Records from a collection of figures:

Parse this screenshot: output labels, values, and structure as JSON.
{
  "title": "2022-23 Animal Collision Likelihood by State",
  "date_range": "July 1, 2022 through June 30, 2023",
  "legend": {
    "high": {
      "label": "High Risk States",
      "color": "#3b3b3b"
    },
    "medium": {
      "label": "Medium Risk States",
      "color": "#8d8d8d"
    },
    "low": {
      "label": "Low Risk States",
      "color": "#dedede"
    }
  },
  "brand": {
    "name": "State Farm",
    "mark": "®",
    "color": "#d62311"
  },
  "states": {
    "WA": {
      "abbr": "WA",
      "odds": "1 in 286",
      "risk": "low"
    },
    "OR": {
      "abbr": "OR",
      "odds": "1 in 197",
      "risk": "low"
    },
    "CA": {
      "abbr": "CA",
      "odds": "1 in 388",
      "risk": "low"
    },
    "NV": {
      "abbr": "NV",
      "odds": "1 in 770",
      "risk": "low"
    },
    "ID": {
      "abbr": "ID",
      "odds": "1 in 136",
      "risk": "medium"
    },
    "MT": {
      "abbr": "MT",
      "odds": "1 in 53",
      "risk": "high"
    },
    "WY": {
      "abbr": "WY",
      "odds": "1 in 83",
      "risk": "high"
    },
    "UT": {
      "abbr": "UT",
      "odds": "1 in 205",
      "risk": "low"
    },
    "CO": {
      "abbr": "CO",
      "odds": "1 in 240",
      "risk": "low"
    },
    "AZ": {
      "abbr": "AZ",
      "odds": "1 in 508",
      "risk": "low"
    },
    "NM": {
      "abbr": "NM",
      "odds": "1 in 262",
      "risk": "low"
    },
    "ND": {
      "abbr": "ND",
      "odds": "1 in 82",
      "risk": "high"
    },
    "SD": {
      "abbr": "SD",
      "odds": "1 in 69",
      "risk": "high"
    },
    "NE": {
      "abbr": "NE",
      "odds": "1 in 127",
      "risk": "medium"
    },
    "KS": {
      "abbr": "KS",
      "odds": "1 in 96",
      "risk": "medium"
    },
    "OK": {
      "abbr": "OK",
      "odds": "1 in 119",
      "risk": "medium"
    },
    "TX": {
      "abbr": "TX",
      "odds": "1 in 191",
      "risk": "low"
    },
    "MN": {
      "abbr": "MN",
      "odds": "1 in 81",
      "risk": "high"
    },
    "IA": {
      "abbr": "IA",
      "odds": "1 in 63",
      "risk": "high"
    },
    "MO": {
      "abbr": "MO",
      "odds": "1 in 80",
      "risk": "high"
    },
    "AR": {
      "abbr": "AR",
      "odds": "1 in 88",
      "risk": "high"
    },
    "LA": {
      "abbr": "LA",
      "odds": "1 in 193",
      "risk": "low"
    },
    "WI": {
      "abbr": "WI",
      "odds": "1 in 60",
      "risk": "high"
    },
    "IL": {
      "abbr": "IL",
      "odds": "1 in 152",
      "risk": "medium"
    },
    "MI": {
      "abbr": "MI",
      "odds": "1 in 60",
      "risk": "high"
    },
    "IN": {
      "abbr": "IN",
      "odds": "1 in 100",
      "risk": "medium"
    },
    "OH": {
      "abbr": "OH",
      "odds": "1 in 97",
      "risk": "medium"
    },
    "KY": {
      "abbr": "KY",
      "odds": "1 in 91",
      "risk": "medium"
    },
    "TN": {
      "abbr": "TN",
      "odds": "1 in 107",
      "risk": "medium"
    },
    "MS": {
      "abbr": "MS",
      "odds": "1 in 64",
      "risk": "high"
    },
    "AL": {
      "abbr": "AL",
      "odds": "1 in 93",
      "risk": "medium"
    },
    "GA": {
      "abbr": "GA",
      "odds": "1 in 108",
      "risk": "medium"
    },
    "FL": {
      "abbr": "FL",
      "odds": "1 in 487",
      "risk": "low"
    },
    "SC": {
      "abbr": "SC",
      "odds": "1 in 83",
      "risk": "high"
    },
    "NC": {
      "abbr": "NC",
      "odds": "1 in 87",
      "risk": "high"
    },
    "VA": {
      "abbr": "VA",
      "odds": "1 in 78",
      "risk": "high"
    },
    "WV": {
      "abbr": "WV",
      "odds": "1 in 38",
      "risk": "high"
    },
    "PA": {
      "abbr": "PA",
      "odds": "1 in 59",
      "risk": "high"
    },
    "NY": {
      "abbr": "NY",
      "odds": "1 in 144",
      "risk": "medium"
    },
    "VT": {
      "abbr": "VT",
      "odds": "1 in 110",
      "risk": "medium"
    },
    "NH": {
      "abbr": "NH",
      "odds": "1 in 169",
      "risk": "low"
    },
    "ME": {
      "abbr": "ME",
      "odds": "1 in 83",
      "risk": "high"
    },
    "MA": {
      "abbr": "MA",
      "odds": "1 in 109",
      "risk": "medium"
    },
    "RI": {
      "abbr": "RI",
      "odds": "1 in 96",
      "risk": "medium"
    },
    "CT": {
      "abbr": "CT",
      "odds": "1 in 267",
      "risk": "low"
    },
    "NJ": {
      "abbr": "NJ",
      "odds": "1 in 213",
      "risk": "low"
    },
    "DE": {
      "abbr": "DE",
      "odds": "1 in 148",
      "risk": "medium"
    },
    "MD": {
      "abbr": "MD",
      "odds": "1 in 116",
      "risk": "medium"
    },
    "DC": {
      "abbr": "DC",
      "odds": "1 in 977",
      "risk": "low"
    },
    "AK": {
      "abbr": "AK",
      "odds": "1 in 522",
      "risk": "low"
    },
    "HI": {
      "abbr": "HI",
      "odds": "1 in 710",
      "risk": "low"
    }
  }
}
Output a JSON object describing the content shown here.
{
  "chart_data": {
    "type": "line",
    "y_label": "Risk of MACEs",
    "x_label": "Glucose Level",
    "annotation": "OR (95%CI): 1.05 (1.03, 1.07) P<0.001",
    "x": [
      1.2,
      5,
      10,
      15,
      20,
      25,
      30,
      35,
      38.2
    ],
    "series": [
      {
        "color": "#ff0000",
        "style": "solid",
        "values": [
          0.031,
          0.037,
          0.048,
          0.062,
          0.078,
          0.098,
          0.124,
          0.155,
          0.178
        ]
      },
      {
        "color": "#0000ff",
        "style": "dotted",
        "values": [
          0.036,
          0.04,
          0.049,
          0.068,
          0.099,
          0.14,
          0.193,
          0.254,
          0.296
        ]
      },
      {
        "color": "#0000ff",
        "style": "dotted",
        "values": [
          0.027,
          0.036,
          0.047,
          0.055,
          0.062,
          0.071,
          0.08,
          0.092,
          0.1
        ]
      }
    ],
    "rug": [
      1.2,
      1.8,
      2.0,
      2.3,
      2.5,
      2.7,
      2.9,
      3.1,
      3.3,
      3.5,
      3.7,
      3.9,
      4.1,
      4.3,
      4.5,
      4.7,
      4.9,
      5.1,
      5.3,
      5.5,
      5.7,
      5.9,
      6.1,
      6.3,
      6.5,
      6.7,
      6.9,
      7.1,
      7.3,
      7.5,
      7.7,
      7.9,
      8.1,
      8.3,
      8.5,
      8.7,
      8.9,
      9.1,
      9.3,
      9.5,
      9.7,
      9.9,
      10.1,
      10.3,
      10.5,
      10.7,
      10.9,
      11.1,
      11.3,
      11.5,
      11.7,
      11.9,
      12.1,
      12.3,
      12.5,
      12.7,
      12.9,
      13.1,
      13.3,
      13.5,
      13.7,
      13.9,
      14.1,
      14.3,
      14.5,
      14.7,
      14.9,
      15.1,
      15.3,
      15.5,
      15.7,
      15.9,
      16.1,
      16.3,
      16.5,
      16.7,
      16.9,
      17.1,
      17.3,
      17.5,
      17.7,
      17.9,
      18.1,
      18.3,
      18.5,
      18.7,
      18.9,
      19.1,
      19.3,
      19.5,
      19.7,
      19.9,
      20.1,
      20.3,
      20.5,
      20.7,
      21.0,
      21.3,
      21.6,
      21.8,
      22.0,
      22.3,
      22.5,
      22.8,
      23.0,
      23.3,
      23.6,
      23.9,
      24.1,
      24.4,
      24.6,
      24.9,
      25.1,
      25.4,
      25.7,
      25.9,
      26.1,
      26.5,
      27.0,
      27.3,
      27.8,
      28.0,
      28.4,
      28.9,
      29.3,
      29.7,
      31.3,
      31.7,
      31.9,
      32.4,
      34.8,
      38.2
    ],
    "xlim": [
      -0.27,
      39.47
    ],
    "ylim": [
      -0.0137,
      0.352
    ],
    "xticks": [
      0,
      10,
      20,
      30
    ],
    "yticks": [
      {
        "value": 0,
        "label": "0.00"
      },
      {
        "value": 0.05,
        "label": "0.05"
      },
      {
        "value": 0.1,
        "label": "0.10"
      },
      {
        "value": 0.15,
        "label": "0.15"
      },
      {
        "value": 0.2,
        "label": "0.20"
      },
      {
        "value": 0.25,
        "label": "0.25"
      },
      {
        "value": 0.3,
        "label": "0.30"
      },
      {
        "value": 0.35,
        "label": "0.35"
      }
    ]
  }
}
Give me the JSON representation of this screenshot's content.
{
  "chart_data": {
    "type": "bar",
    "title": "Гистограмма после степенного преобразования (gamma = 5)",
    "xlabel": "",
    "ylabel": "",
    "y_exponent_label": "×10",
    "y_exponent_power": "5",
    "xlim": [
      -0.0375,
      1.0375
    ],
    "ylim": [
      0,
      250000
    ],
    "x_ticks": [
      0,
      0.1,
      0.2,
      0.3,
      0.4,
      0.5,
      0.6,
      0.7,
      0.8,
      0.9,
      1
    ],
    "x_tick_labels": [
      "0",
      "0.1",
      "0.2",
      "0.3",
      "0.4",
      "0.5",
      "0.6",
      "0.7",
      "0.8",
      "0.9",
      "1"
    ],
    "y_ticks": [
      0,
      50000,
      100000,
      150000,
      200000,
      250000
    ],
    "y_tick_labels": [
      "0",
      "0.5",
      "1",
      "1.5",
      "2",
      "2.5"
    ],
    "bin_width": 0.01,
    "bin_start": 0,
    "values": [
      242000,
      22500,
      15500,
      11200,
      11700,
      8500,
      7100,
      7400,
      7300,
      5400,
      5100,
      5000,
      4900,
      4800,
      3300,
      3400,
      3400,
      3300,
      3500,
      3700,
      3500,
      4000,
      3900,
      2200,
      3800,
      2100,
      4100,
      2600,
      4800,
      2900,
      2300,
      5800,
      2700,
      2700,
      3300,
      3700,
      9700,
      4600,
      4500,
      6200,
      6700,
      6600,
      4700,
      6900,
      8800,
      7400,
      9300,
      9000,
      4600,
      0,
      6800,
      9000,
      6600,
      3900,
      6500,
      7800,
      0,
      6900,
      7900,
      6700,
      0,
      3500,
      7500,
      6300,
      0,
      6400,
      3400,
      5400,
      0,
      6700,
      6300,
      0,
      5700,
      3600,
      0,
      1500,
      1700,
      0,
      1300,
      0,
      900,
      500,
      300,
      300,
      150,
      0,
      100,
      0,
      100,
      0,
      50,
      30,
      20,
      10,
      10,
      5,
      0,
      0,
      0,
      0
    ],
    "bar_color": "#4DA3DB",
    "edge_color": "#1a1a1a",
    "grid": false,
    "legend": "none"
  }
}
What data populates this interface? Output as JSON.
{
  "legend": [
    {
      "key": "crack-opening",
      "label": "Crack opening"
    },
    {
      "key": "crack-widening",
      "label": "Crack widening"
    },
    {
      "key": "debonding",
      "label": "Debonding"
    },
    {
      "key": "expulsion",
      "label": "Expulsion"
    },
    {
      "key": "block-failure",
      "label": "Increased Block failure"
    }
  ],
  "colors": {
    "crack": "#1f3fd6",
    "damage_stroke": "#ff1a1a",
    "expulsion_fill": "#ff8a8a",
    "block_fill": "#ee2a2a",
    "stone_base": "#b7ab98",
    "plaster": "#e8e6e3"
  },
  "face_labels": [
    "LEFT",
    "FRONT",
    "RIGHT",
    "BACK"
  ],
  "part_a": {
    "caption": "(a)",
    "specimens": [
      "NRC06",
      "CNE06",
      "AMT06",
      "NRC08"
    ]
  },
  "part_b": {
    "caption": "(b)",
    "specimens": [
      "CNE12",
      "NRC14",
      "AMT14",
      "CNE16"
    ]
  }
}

### What the task requires:
Identify and copy lines that hold the string "content".

### Finished answer:
Output a JSON object describing the content shown here.
Give me the JSON representation of this screenshot's content.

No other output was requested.